**Task**. Scan the records for the word "door". Copy each line that includes it.

Data records
▶
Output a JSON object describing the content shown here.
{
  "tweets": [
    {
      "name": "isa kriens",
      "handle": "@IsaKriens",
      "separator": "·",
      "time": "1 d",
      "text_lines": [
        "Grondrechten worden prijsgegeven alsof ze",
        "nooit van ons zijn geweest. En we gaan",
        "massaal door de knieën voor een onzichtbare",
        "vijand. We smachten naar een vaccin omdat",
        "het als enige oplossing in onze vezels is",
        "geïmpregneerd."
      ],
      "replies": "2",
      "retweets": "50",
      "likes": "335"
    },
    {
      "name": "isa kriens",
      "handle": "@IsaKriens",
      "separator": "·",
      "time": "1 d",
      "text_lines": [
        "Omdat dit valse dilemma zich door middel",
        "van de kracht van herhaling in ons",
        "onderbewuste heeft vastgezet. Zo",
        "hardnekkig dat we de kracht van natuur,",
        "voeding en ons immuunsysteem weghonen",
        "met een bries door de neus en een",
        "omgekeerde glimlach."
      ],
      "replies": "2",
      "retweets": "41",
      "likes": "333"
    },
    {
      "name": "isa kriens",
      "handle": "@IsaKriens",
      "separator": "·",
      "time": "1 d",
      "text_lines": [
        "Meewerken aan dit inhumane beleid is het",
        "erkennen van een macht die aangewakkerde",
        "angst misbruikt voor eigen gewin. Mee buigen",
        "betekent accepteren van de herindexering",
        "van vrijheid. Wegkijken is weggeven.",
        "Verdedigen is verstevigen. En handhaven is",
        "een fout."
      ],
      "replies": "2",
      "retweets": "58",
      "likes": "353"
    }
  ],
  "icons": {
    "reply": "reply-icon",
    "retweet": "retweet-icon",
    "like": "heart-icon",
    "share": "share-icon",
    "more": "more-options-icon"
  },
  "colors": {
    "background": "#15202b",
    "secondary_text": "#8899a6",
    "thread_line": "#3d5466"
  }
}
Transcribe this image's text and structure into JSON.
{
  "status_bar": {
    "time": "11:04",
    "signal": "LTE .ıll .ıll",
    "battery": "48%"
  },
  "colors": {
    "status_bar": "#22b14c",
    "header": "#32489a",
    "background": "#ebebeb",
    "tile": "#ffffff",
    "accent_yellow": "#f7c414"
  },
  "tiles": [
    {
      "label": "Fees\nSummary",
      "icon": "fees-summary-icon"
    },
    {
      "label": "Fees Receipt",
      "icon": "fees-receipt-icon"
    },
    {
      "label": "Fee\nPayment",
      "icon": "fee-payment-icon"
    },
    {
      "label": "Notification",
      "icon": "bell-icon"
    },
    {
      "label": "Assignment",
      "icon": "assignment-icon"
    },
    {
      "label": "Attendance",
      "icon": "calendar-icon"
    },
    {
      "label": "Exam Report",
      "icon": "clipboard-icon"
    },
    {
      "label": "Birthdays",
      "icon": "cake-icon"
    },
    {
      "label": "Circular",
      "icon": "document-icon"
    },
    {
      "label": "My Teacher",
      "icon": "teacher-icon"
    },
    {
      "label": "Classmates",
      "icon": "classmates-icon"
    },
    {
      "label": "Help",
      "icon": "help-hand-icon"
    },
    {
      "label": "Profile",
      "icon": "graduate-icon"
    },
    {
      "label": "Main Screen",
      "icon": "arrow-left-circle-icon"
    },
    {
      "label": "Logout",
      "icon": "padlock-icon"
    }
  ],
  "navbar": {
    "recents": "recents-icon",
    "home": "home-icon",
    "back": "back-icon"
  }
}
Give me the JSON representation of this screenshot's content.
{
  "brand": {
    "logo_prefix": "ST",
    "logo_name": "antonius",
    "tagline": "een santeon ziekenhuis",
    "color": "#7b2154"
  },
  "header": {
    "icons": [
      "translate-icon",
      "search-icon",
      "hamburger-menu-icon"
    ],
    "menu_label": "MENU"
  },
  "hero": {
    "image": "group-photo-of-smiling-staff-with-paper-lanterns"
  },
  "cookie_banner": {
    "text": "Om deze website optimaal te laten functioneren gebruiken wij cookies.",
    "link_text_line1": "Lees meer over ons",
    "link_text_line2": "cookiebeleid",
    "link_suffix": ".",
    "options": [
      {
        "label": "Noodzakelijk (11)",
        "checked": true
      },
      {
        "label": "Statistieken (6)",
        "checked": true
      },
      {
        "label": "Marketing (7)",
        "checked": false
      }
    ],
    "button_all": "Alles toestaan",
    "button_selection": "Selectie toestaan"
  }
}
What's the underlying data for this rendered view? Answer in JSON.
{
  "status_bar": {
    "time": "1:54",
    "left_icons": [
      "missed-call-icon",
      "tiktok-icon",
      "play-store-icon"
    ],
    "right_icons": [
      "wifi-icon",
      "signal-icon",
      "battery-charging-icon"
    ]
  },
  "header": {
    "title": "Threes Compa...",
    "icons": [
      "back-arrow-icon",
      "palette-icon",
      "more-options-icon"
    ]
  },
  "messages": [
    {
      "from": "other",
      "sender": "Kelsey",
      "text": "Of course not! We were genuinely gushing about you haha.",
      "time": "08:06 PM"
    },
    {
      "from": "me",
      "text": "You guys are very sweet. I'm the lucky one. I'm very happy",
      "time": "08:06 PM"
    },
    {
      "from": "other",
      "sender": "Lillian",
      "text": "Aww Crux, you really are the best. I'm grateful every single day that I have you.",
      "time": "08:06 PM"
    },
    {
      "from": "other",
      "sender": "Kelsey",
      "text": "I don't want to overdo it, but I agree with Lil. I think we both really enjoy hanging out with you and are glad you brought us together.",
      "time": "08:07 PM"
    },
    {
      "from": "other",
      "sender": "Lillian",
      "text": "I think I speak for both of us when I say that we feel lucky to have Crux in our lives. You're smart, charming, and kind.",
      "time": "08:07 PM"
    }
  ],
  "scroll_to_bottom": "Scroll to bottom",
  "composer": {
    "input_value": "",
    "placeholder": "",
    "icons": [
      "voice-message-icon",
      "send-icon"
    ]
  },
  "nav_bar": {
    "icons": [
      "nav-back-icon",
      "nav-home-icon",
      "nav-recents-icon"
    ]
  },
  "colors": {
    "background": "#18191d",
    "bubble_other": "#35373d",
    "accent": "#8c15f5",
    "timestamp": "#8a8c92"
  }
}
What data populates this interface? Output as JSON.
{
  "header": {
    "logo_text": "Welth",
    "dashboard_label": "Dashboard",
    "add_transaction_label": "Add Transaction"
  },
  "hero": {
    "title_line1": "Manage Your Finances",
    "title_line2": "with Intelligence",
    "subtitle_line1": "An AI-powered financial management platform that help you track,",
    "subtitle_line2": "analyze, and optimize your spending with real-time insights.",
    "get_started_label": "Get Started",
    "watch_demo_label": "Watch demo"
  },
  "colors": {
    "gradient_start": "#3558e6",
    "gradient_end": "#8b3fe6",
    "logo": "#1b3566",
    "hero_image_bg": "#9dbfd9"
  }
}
◀
**Output**.
        "massaal door de knieën voor een onzichtbare",
        "Omdat dit valse dilemma zich door middel",
        "met een bries door de neus en een",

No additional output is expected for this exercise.